⟨

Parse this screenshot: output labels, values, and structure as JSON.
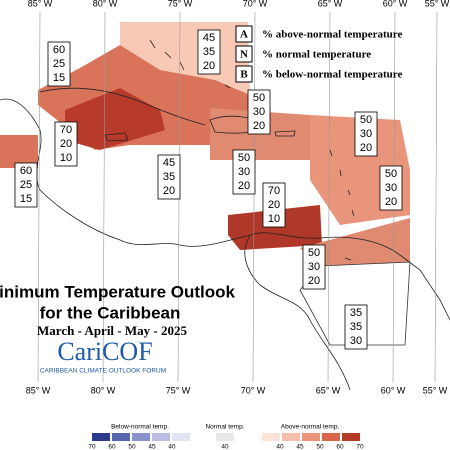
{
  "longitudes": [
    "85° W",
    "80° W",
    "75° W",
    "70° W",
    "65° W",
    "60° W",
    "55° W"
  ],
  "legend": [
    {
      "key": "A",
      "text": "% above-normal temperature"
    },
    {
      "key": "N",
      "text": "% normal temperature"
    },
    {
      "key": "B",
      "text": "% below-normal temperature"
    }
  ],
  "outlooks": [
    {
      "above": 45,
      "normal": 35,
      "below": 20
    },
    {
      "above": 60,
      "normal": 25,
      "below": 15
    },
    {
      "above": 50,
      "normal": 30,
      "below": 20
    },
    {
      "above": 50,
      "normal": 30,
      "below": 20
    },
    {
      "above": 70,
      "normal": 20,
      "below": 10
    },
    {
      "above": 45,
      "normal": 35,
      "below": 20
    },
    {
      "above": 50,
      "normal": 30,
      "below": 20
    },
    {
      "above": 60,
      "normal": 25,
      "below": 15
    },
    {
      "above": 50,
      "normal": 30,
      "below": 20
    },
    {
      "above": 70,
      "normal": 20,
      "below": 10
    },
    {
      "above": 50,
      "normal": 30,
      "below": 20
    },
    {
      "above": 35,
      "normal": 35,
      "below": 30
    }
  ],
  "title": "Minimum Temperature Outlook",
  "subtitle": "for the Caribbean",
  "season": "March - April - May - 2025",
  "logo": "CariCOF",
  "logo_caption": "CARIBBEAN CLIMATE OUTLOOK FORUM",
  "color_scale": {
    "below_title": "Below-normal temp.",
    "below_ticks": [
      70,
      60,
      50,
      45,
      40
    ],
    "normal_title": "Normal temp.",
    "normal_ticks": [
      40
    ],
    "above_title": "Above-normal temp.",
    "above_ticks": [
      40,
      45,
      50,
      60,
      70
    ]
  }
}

⟩

[INSTRUCTIONS FOR THE TASK]:
Quote the records above exactly, leaving out any pictures.

[COMPLETE RESPONSE]:
Parse this screenshot: output labels, values, and structure as JSON.
{
  "longitudes": [
    "85° W",
    "80° W",
    "75° W",
    "70° W",
    "65° W",
    "60° W",
    "55° W"
  ],
  "legend": [
    {
      "key": "A",
      "text": "% above-normal temperature"
    },
    {
      "key": "N",
      "text": "% normal temperature"
    },
    {
      "key": "B",
      "text": "% below-normal temperature"
    }
  ],
  "outlooks": [
    {
      "above": 45,
      "normal": 35,
      "below": 20
    },
    {
      "above": 60,
      "normal": 25,
      "below": 15
    },
    {
      "above": 50,
      "normal": 30,
      "below": 20
    },
    {
      "above": 50,
      "normal": 30,
      "below": 20
    },
    {
      "above": 70,
      "normal": 20,
      "below": 10
    },
    {
      "above": 45,
      "normal": 35,
      "below": 20
    },
    {
      "above": 50,
      "normal": 30,
      "below": 20
    },
    {
      "above": 60,
      "normal": 25,
      "below": 15
    },
    {
      "above": 50,
      "normal": 30,
      "below": 20
    },
    {
      "above": 70,
      "normal": 20,
      "below": 10
    },
    {
      "above": 50,
      "normal": 30,
      "below": 20
    },
    {
      "above": 35,
      "normal": 35,
      "below": 30
    }
  ],
  "title": "Minimum Temperature Outlook",
  "subtitle": "for the Caribbean",
  "season": "March - April - May - 2025",
  "logo": "CariCOF",
  "logo_caption": "CARIBBEAN CLIMATE OUTLOOK FORUM",
  "color_scale": {
    "below_title": "Below-normal temp.",
    "below_ticks": [
      70,
      60,
      50,
      45,
      40
    ],
    "normal_title": "Normal temp.",
    "normal_ticks": [
      40
    ],
    "above_title": "Above-normal temp.",
    "above_ticks": [
      40,
      45,
      50,
      60,
      70
    ]
  }
}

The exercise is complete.